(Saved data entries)

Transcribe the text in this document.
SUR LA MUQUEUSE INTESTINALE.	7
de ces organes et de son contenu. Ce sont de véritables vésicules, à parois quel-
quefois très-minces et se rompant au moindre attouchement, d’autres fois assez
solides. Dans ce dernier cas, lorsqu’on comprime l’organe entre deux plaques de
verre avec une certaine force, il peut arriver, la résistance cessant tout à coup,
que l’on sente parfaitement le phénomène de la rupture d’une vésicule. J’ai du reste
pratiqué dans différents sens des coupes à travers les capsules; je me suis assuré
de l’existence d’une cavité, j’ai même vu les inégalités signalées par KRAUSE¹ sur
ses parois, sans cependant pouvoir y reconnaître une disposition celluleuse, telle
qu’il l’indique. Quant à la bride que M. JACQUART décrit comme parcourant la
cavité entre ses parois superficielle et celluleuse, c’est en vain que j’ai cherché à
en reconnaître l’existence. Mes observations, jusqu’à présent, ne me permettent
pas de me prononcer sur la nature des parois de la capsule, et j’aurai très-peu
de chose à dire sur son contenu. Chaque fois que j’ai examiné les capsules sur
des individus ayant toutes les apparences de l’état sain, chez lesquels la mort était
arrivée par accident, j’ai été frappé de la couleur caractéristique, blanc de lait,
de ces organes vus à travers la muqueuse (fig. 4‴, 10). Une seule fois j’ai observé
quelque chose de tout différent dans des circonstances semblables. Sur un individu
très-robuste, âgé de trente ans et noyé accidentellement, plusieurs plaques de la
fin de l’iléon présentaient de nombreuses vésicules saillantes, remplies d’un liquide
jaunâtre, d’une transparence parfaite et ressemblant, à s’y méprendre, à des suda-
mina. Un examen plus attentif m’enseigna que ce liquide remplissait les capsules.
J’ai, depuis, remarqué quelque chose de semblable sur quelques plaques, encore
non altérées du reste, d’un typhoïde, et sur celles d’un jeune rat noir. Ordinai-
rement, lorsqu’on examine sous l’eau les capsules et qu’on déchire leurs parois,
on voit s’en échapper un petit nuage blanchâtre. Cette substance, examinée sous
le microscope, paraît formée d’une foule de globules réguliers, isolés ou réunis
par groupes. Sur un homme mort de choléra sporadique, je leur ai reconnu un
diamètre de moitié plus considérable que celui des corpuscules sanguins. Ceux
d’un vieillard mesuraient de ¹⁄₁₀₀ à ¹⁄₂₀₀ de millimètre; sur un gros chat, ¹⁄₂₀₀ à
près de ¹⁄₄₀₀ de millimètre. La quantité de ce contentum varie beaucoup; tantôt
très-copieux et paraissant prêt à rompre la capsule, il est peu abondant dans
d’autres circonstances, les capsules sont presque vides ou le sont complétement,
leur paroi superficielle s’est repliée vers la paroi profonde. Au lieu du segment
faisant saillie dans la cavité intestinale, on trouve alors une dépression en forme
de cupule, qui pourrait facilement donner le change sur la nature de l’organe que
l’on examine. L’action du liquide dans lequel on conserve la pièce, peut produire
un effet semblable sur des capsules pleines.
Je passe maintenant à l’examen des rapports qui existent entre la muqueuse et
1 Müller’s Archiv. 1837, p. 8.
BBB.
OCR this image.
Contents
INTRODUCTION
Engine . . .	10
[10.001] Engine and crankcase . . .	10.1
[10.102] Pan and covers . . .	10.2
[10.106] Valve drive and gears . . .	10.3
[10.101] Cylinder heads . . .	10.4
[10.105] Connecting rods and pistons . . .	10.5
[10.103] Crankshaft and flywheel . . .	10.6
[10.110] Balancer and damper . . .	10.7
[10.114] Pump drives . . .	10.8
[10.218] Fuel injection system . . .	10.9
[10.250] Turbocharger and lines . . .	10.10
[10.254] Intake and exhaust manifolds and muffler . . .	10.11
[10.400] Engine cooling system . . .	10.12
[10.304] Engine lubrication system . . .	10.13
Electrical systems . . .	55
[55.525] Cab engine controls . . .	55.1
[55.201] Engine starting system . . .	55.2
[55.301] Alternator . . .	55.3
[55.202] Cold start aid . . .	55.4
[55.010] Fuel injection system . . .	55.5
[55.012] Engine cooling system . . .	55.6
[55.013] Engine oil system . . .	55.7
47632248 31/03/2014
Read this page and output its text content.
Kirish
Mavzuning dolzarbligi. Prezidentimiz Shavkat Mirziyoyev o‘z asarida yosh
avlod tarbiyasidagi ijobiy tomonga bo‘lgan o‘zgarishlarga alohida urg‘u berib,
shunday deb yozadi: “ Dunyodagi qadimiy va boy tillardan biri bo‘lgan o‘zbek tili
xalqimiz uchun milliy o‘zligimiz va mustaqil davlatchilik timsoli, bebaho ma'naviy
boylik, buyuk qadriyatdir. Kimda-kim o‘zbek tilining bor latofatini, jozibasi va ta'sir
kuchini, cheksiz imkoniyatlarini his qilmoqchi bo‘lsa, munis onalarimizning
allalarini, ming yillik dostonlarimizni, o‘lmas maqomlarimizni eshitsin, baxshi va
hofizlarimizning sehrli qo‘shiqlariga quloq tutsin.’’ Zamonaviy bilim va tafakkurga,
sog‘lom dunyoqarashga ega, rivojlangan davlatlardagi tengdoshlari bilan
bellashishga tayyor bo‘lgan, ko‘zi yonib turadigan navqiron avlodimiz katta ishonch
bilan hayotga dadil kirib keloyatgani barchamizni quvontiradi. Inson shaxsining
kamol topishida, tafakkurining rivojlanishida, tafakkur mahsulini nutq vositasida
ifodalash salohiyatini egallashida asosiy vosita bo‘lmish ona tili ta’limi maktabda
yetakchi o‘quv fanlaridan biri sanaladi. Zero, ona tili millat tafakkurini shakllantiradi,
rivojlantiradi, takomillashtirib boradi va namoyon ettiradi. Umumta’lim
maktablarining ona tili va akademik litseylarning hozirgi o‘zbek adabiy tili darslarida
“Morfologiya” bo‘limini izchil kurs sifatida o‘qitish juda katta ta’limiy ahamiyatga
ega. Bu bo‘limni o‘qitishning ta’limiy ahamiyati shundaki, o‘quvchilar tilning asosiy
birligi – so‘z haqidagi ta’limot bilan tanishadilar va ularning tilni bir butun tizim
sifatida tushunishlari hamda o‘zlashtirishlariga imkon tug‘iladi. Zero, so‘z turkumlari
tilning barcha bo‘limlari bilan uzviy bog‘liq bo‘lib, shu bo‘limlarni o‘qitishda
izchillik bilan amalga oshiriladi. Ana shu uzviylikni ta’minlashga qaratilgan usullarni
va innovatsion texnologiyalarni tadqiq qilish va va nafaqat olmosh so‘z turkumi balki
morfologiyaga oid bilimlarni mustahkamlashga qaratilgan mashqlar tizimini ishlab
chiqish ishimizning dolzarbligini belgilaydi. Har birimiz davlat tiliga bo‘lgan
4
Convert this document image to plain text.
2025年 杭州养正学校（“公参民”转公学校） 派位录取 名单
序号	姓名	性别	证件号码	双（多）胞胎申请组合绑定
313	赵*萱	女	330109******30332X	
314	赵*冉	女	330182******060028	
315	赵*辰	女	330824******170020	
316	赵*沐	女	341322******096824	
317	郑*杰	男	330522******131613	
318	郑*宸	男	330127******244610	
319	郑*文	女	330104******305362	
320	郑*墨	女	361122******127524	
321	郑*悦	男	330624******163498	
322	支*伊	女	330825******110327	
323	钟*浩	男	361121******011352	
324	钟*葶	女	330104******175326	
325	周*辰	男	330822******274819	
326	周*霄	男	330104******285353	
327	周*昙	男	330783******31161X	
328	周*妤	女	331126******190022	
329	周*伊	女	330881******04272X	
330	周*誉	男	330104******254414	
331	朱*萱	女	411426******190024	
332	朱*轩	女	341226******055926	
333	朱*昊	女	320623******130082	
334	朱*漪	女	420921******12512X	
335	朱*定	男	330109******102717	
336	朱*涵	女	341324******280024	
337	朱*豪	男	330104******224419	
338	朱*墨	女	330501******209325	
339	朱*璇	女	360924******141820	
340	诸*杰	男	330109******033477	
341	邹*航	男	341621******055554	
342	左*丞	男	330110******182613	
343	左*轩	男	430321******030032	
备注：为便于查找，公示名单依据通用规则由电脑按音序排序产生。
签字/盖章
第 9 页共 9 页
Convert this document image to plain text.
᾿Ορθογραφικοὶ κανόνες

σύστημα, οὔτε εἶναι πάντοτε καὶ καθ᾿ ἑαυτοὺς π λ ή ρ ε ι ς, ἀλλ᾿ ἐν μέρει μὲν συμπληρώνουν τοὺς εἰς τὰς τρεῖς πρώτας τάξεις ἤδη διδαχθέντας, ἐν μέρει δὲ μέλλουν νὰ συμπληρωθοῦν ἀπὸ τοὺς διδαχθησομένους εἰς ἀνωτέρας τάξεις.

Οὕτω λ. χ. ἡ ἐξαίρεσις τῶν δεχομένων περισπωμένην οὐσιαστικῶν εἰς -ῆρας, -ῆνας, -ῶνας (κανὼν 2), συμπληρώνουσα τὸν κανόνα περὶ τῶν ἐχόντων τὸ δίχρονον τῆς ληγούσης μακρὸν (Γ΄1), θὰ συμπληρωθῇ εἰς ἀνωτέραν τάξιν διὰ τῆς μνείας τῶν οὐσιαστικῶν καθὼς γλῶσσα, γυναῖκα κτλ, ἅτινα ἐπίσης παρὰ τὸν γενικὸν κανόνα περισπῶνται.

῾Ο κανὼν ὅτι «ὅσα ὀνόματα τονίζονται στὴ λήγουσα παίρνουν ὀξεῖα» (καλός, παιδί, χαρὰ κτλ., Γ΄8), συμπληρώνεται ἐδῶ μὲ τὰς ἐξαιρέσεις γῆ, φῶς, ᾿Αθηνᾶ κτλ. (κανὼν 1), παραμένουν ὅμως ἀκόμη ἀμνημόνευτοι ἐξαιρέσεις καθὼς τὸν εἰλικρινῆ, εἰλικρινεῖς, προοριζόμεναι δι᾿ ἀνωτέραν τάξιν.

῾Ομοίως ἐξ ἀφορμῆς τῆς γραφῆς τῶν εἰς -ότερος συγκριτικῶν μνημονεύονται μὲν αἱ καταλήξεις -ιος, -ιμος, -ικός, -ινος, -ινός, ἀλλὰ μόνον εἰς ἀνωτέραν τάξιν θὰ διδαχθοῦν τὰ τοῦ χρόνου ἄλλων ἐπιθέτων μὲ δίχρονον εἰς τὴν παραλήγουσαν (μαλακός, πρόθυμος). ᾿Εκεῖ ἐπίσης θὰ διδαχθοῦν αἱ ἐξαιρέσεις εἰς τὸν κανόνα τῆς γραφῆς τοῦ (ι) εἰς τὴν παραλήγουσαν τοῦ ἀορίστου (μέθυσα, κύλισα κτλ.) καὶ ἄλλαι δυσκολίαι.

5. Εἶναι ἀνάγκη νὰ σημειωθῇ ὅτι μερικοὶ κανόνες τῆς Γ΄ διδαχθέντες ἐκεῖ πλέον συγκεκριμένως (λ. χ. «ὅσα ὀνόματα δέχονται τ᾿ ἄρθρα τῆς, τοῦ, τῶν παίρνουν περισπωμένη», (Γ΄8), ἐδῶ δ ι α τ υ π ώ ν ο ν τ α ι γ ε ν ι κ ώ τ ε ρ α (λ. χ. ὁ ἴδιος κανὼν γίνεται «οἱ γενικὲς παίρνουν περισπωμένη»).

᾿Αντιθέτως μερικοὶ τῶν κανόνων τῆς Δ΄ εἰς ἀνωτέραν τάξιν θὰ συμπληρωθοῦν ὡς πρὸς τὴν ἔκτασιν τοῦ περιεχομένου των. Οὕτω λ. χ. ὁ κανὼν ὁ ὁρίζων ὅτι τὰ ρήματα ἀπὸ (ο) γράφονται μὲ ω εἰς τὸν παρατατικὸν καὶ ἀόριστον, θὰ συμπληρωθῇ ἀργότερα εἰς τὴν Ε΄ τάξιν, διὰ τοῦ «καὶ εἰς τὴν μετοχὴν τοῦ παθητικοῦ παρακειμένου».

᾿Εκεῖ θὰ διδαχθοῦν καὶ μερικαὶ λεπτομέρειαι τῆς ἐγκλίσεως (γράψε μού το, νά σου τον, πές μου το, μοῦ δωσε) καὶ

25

Task brief: Show every line in the entries where the string "asosiy" occurs.

The solution:
ifodalash salohiyatini egallashida asosiy vosita bo‘lmish ona tili ta’limi maktabda
ega. Bu bo‘limni o‘qitishning ta’limiy ahamiyati shundaki, o‘quvchilar tilning asosiy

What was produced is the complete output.